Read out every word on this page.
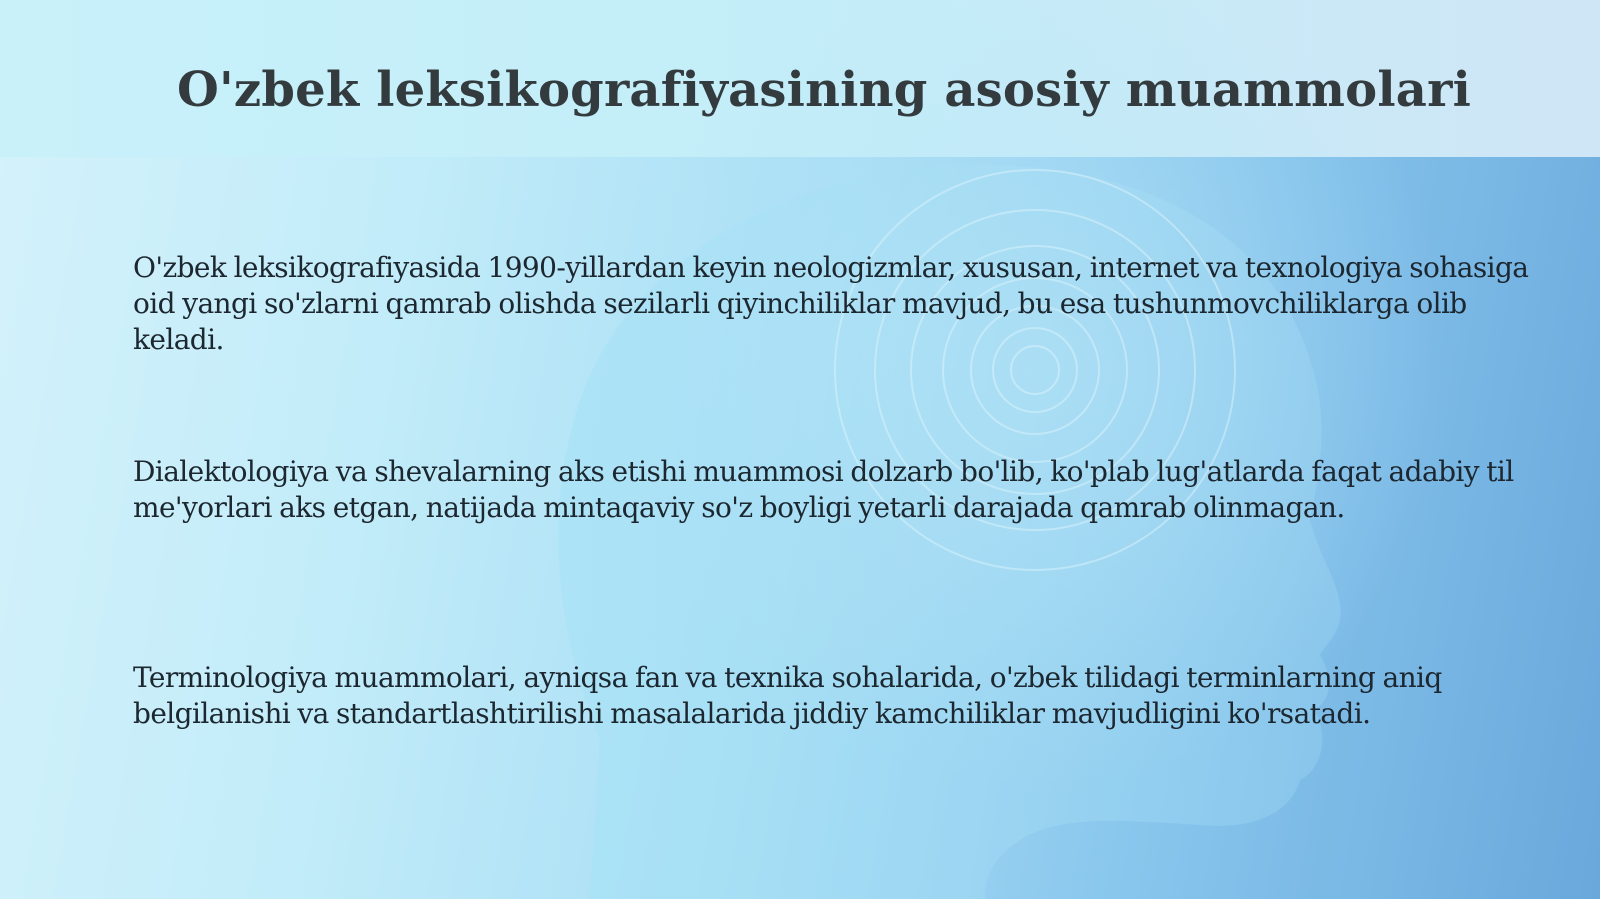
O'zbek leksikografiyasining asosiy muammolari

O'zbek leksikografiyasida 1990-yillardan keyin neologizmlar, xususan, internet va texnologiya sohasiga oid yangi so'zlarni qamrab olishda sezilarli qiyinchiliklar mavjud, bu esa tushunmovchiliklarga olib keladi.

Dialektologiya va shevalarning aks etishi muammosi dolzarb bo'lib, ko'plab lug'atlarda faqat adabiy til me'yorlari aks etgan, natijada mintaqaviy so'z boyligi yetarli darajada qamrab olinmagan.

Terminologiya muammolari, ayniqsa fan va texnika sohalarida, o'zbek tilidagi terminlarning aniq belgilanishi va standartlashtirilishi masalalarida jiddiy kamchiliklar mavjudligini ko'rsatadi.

## [What this task involves]
Quote the full listing above word for word; exclude every picture from the copy.

## [Finished exercise]
Read out every word on this page.
O'zbek leksikografiyasining asosiy muammolari

O'zbek leksikografiyasida 1990-yillardan keyin neologizmlar, xususan, internet va texnologiya sohasiga oid yangi so'zlarni qamrab olishda sezilarli qiyinchiliklar mavjud, bu esa tushunmovchiliklarga olib keladi.

Dialektologiya va shevalarning aks etishi muammosi dolzarb bo'lib, ko'plab lug'atlarda faqat adabiy til me'yorlari aks etgan, natijada mintaqaviy so'z boyligi yetarli darajada qamrab olinmagan.

Terminologiya muammolari, ayniqsa fan va texnika sohalarida, o'zbek tilidagi terminlarning aniq belgilanishi va standartlashtirilishi masalalarida jiddiy kamchiliklar mavjudligini ko'rsatadi.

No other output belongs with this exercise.